Below is a listing. Gather each line of it that contains "ylabel".

▶ Input rows
☆ ☆ ☆ ☆ ☆
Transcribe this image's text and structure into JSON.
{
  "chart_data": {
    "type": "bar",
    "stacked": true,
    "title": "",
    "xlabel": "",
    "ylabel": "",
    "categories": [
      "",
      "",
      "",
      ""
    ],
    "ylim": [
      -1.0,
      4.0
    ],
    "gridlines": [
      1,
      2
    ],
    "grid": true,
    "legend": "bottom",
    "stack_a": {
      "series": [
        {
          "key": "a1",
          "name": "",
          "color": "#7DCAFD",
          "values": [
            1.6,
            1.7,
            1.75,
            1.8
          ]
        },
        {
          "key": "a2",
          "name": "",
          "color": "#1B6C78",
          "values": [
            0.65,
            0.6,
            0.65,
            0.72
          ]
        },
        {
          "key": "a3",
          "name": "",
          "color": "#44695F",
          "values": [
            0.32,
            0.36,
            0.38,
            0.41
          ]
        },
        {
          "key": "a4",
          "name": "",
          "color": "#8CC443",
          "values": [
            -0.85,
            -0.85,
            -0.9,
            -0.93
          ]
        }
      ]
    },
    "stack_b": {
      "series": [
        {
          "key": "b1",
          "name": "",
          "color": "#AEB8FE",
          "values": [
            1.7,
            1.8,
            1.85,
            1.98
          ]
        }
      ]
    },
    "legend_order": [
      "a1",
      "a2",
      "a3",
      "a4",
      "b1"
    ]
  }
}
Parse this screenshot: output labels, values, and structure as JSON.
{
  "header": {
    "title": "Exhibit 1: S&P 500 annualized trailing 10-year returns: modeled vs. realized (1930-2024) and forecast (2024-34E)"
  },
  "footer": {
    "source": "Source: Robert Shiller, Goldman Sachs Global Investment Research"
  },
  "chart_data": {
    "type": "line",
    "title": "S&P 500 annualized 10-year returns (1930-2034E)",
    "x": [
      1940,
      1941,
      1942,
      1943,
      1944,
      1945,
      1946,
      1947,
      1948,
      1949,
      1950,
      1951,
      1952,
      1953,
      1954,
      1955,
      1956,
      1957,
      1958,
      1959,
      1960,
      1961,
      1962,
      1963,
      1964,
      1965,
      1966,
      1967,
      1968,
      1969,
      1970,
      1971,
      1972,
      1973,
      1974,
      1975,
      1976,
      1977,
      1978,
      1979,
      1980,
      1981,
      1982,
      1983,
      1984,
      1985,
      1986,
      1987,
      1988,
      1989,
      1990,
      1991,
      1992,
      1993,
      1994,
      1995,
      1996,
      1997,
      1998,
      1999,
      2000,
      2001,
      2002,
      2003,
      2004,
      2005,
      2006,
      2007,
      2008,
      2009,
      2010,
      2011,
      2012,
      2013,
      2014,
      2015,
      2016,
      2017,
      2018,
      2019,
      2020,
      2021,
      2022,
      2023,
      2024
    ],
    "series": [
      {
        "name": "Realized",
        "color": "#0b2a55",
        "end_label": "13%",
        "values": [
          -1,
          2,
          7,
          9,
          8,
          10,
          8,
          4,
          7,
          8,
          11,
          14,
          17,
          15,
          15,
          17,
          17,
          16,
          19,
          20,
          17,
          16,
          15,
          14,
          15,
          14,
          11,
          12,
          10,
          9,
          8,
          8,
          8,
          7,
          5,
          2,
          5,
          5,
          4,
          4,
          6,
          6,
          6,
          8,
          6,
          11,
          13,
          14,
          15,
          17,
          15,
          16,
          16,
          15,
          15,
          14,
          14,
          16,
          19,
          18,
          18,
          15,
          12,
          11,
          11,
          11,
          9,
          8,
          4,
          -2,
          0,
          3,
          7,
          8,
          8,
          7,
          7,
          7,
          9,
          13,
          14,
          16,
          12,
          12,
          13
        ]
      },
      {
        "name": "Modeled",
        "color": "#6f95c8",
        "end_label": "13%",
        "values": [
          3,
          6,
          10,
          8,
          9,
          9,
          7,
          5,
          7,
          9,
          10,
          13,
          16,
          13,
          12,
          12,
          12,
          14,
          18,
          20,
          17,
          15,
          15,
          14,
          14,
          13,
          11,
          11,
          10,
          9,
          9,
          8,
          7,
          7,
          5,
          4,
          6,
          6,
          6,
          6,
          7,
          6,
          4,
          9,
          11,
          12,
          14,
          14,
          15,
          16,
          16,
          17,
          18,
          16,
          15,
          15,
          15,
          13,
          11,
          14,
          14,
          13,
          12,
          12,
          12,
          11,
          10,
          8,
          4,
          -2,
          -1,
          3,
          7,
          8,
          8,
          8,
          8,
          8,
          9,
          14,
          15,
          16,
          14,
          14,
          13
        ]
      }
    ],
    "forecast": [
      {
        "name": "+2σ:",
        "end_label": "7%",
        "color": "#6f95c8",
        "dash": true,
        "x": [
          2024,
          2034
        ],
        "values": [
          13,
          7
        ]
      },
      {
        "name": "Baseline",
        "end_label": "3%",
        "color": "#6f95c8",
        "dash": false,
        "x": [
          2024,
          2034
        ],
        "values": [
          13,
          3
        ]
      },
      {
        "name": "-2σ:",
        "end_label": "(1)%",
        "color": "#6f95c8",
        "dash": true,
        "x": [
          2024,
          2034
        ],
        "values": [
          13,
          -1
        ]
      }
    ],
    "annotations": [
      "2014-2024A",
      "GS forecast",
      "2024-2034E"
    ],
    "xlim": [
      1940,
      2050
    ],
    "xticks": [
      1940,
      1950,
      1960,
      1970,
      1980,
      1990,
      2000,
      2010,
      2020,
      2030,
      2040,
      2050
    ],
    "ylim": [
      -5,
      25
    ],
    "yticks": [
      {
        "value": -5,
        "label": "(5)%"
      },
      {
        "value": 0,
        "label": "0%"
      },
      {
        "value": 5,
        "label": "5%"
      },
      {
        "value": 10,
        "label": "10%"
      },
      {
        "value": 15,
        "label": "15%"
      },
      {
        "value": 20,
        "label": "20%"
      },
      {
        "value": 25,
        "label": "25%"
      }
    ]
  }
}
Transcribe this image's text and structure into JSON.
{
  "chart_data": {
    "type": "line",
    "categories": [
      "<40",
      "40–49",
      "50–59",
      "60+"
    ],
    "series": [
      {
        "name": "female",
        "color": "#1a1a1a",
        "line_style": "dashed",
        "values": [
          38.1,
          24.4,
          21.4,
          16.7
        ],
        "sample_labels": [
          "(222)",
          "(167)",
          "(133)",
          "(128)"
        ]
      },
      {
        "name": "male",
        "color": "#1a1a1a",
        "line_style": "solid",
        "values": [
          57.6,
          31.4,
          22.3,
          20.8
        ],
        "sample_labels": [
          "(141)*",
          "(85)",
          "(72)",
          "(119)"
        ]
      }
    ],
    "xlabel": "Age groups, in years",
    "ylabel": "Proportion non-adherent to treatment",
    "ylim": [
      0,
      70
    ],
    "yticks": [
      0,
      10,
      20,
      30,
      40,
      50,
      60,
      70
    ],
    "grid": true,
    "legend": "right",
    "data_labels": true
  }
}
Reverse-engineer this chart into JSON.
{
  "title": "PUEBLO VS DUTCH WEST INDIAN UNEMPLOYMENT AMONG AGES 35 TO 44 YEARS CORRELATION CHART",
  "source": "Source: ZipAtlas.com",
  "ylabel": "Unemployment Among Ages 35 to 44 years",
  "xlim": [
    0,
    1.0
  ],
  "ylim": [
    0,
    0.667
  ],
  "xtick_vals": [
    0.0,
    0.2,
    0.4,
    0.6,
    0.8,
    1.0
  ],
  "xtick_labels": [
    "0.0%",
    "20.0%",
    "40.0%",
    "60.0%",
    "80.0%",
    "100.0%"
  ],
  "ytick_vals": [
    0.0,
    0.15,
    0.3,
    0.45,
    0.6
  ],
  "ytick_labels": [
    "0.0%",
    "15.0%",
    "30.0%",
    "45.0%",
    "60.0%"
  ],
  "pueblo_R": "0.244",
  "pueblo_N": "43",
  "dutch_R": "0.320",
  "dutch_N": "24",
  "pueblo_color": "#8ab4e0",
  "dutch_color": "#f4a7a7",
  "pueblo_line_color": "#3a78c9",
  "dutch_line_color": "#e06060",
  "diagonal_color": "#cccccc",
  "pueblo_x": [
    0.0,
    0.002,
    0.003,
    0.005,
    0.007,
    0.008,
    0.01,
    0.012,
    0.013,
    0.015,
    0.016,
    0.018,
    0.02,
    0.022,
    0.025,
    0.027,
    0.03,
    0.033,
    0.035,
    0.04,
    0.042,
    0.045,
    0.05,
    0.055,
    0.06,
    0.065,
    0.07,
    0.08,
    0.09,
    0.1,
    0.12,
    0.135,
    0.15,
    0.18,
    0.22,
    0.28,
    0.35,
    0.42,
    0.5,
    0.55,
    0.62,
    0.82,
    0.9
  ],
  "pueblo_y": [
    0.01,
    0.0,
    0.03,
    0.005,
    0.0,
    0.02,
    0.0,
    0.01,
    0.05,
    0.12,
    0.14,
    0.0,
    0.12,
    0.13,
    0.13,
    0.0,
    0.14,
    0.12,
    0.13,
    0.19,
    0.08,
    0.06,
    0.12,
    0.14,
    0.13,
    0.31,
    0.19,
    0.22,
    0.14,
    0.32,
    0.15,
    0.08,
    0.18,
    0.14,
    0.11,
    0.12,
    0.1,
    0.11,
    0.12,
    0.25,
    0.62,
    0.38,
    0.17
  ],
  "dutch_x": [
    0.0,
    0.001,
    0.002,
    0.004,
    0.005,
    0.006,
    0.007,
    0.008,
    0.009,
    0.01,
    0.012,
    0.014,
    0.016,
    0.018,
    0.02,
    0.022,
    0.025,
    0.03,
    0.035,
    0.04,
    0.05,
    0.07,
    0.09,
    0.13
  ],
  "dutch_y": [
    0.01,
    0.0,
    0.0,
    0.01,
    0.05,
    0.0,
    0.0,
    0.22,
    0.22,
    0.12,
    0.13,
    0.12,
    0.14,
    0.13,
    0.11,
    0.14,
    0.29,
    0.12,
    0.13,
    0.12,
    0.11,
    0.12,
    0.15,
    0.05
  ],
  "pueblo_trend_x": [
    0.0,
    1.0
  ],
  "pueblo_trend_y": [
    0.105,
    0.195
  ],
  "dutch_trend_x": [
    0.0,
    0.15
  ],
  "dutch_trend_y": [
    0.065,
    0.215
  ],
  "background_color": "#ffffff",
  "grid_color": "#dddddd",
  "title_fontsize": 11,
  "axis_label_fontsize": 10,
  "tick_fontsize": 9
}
☆ ☆ ☆ ☆ ☆
▶ Answer below
    "ylabel": "",
    "ylabel": "Proportion non-adherent to treatment",
  "ylabel": "Unemployment Among Ages 35 to 44 years",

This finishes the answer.